**Source data**
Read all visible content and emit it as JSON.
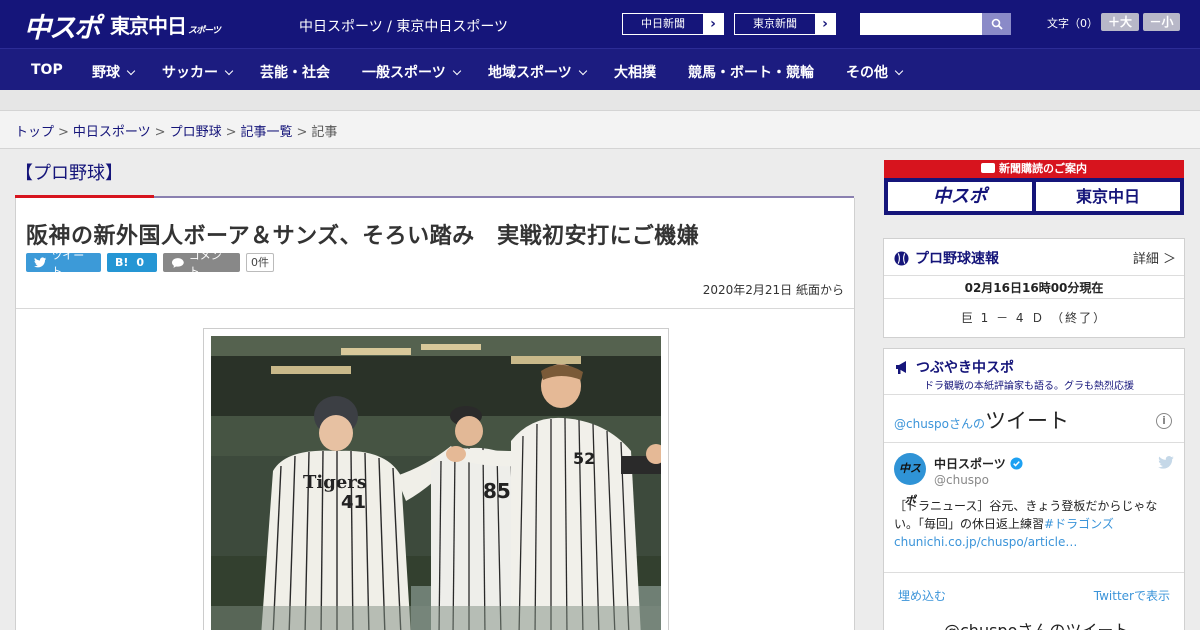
{
  "header": {
    "logo_main": "中スポ",
    "logo_tokyo": "東京中日",
    "logo_tokyo_sub": "スポーツ",
    "site_links": "中日スポーツ / 東京中日スポーツ",
    "newspaper_buttons": [
      "中日新聞",
      "東京新聞"
    ],
    "search_placeholder": "",
    "font_size_label": "文字（0）",
    "font_larger": "＋大",
    "font_smaller": "－小"
  },
  "nav": {
    "items": [
      {
        "label": "TOP",
        "dropdown": false
      },
      {
        "label": "野球",
        "dropdown": true
      },
      {
        "label": "サッカー",
        "dropdown": true
      },
      {
        "label": "芸能・社会",
        "dropdown": false
      },
      {
        "label": "一般スポーツ",
        "dropdown": true
      },
      {
        "label": "地域スポーツ",
        "dropdown": true
      },
      {
        "label": "大相撲",
        "dropdown": false
      },
      {
        "label": "競馬・ボート・競輪",
        "dropdown": false
      },
      {
        "label": "その他",
        "dropdown": true
      }
    ]
  },
  "breadcrumb": {
    "items": [
      "トップ",
      "中日スポーツ",
      "プロ野球",
      "記事一覧"
    ],
    "current": "記事",
    "separator": ">"
  },
  "article": {
    "category": "【プロ野球】",
    "title": "阪神の新外国人ボーア＆サンズ、そろい踏み　実戦初安打にご機嫌",
    "tweet_label": "ツイート",
    "hatena_label": "B!",
    "hatena_count": "0",
    "comment_label": "コメント",
    "comment_count": "0件",
    "date": "2020年2月21日 紙面から",
    "photo_jersey_text": "Tigers",
    "photo_numbers": [
      "41",
      "85",
      "52"
    ]
  },
  "sidebar": {
    "subscribe_title": "新聞購読のご案内",
    "subscribe_logos": [
      "中スポ",
      "東京中日"
    ],
    "scoreboard": {
      "title": "プロ野球速報",
      "detail": "詳細 ＞",
      "as_of": "02月16日16時00分現在",
      "game": "巨 1 － 4 Ｄ （終了）"
    },
    "tweets": {
      "title": "つぶやき中スポ",
      "subtitle": "ドラ観戦の本紙評論家も語る。グラも熱烈応援",
      "widget_prefix": "@chuspoさんの",
      "widget_title": "ツイート",
      "account_name": "中日スポーツ",
      "account_handle": "@chuspo",
      "avatar_text": "中スポ",
      "tweet_text": "［ドラニュース］谷元、きょう登板だからじゃない。「毎回」の休日返上練習",
      "tweet_hashtag": "#ドラゴンズ",
      "tweet_link": "chunichi.co.jp/chuspo/article…",
      "embed_label": "埋め込む",
      "view_on_twitter": "Twitterで表示",
      "more_label": "@chuspoさんのツイート"
    }
  },
  "colors": {
    "brand_navy": "#15157a",
    "accent_red": "#d7141e",
    "twitter_blue": "#3b94d9"
  }
}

**Required work**
Leave the pictures out, and transcribe each of the records exactly.

**The output**
Read all visible content and emit it as JSON.
{
  "header": {
    "logo_main": "中スポ",
    "logo_tokyo": "東京中日",
    "logo_tokyo_sub": "スポーツ",
    "site_links": "中日スポーツ / 東京中日スポーツ",
    "newspaper_buttons": [
      "中日新聞",
      "東京新聞"
    ],
    "search_placeholder": "",
    "font_size_label": "文字（0）",
    "font_larger": "＋大",
    "font_smaller": "－小"
  },
  "nav": {
    "items": [
      {
        "label": "TOP",
        "dropdown": false
      },
      {
        "label": "野球",
        "dropdown": true
      },
      {
        "label": "サッカー",
        "dropdown": true
      },
      {
        "label": "芸能・社会",
        "dropdown": false
      },
      {
        "label": "一般スポーツ",
        "dropdown": true
      },
      {
        "label": "地域スポーツ",
        "dropdown": true
      },
      {
        "label": "大相撲",
        "dropdown": false
      },
      {
        "label": "競馬・ボート・競輪",
        "dropdown": false
      },
      {
        "label": "その他",
        "dropdown": true
      }
    ]
  },
  "breadcrumb": {
    "items": [
      "トップ",
      "中日スポーツ",
      "プロ野球",
      "記事一覧"
    ],
    "current": "記事",
    "separator": ">"
  },
  "article": {
    "category": "【プロ野球】",
    "title": "阪神の新外国人ボーア＆サンズ、そろい踏み　実戦初安打にご機嫌",
    "tweet_label": "ツイート",
    "hatena_label": "B!",
    "hatena_count": "0",
    "comment_label": "コメント",
    "comment_count": "0件",
    "date": "2020年2月21日 紙面から",
    "photo_jersey_text": "Tigers",
    "photo_numbers": [
      "41",
      "85",
      "52"
    ]
  },
  "sidebar": {
    "subscribe_title": "新聞購読のご案内",
    "subscribe_logos": [
      "中スポ",
      "東京中日"
    ],
    "scoreboard": {
      "title": "プロ野球速報",
      "detail": "詳細 ＞",
      "as_of": "02月16日16時00分現在",
      "game": "巨 1 － 4 Ｄ （終了）"
    },
    "tweets": {
      "title": "つぶやき中スポ",
      "subtitle": "ドラ観戦の本紙評論家も語る。グラも熱烈応援",
      "widget_prefix": "@chuspoさんの",
      "widget_title": "ツイート",
      "account_name": "中日スポーツ",
      "account_handle": "@chuspo",
      "avatar_text": "中スポ",
      "tweet_text": "［ドラニュース］谷元、きょう登板だからじゃない。「毎回」の休日返上練習",
      "tweet_hashtag": "#ドラゴンズ",
      "tweet_link": "chunichi.co.jp/chuspo/article…",
      "embed_label": "埋め込む",
      "view_on_twitter": "Twitterで表示",
      "more_label": "@chuspoさんのツイート"
    }
  },
  "colors": {
    "brand_navy": "#15157a",
    "accent_red": "#d7141e",
    "twitter_blue": "#3b94d9"
  }
}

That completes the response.